> [TEXTAUSZUG]:
Beurteilung der Stadtratsmitglieder

Ämterkumulation stösst auf viel Kritik

Die Luzerner Stadtregierung: V.l. Martin Merki, Stadtschreiber Toni Göpfert, Stefan Roth, Manuela Jost, Adrian Borgula und Ursula Stämmer.

Nach unserer Halbzeitbilanz zum Gesamtgremium beurteilen wir heute die Mitglieder Luzerner Stadtrates einzeln. Kritisch bewertet die Luzerner Politik vor allem die mangelnde Präsenz einzelner Stadträte in der Öffentlichkeit. Als positiv gesehen wird die Öffentlichkeitsarbeit zwar beim Stadtpräsidenten. Dennoch stösst auch Stefan Roth in einem Punkt auf negative Resonanz.

> [AUFGABENSTELLUNG]: Nenne alle Personen, die im Textauszug über die Luzerner Stadtregierung in der Bildunterschrift namentlich aufgeführt sind. Das Material stammt aus einer anderen Quelle als der Textauszug.

> [GESAMMELTES MATERIAL]:
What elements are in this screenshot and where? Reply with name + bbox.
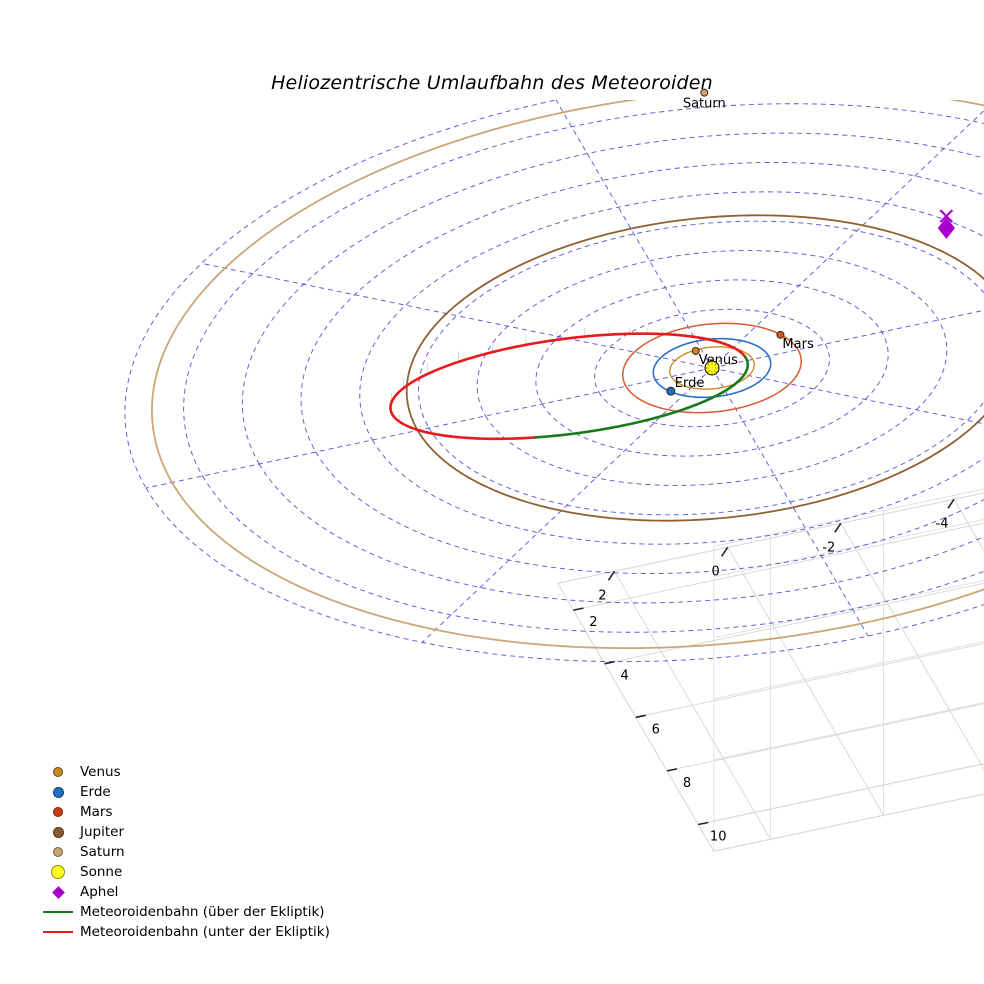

> [LÖSUNG]: Martin Merki, Toni Göpfert, Stefan Roth, Manuela Jost, Adrian Borgula und Ursula Stämmer